- _Texto para ler_
%%

Entreguei no início desta semana o meu primeiro ensaio. Lido assim a seco perde o pouco interesse que poderia ter, porque não se conhece, nem o texto de M S Lourenço, nem a teoria de Frege. Não obstante, partilho-o convosco, só para que se perceba um pouco da linguagem e dos temas que vou ouvindo e sobre os quais vou escrevendo. Tive ontem o feedback e fiquei agradavelmente surpreendido. Fui "criticado" por algumas incorrecções formais, por um ou outro raciocínio menos claro. Fui "elogiado", e cito, desta forma: o seu ensaio foi um esforço de clareza notório - e isso ajuda-o.
Uma informação última: respondi que sim à pergunta, e a resposta mais certa (se é que se pode dizer assim) seria "não".
Uma informação última: respondi que sim à pergunta, e a resposta mais certa (se é que se pode dizer assim) seria "não".
***
É a teoria da literatura de M. S. Lourenço em “Metaliteratura” uma
teoria fregeana?
***
Esta interrogação pode, de
alguma forma, ser formulada de outro modo: enquadra-se
a poesia, tal como dela fala M. S. Lourenço no ensaio mencionado, na teoria de
Frege?

%%

- _Lista de dados_

%%

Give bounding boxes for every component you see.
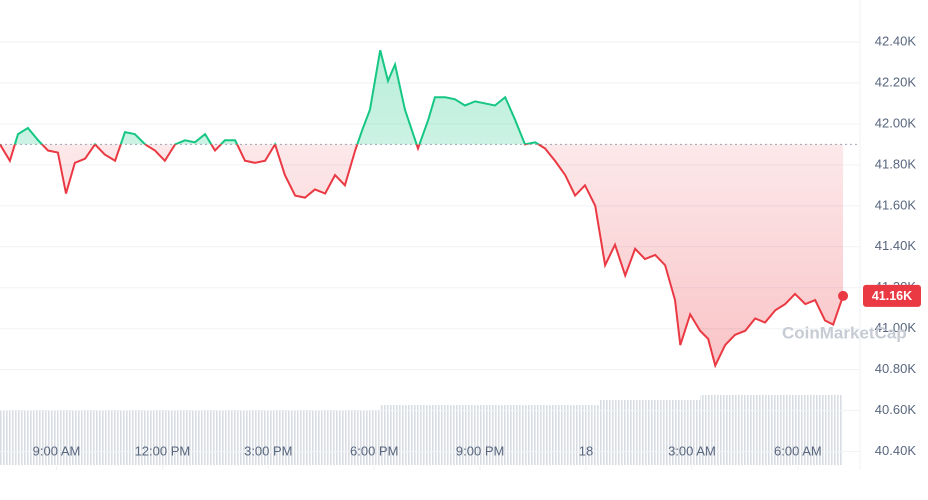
y-tick-label: 41.60K bbox=[875, 197, 917, 212]
x-tick-label: 12:00 PM bbox=[135, 443, 191, 458]
y-tick-label: 41.40K bbox=[875, 238, 917, 253]
y-tick-label: 40.80K bbox=[875, 361, 917, 376]
x-tick-label: 6:00 AM bbox=[774, 443, 822, 458]
volume-bars bbox=[0, 395, 843, 465]
y-tick-label: 40.60K bbox=[875, 402, 917, 417]
last-point bbox=[838, 290, 849, 301]
price-tag-label: 41.16K bbox=[872, 289, 912, 303]
y-tick-label: 42.40K bbox=[875, 33, 917, 48]
area-down bbox=[0, 144, 844, 366]
y-tick-label: 42.00K bbox=[875, 115, 917, 130]
y-tick-label: 40.40K bbox=[875, 443, 917, 458]
y-tick-label: 41.00K bbox=[875, 320, 917, 335]
x-tick-label: 3:00 PM bbox=[244, 443, 292, 458]
x-tick-label: 9:00 PM bbox=[456, 443, 504, 458]
price-tag bbox=[863, 284, 921, 307]
x-tick-label: 18 bbox=[579, 443, 593, 458]
x-tick-label: 9:00 AM bbox=[33, 443, 81, 458]
line-up bbox=[0, 49, 541, 145]
x-tick-label: 6:00 PM bbox=[350, 443, 398, 458]
watermark: CoinMarketCap bbox=[782, 323, 907, 342]
y-tick-label: 41.80K bbox=[875, 156, 917, 171]
y-tick-label: 42.20K bbox=[875, 74, 917, 89]
line-down bbox=[0, 144, 844, 369]
x-tick-label: 3:00 AM bbox=[668, 443, 716, 458]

%%

Transcreva na íntegra o texto sobre o primeiro ensaio, sem alterar nada. Os dados constituem material à parte, independente do texto.

- _Resposta escrita_
Entreguei no início desta semana o meu primeiro ensaio. Lido assim a seco perde o pouco interesse que poderia ter, porque não se conhece, nem o texto de M S Lourenço, nem a teoria de Frege. Não obstante, partilho-o convosco, só para que se perceba um pouco da linguagem e dos temas que vou ouvindo e sobre os quais vou escrevendo. Tive ontem o feedback e fiquei agradavelmente surpreendido. Fui "criticado" por algumas incorrecções formais, por um ou outro raciocínio menos claro. Fui "elogiado", e cito, desta forma: o seu ensaio foi um esforço de clareza notório - e isso ajuda-o.
Uma informação última: respondi que sim à pergunta, e a resposta mais certa (se é que se pode dizer assim) seria "não".
Uma informação última: respondi que sim à pergunta, e a resposta mais certa (se é que se pode dizer assim) seria "não".
***
É a teoria da literatura de M. S. Lourenço em “Metaliteratura” uma
teoria fregeana?
***
Esta interrogação pode, de
alguma forma, ser formulada de outro modo: enquadra-se
a poesia, tal como dela fala M. S. Lourenço no ensaio mencionado, na teoria de
Frege?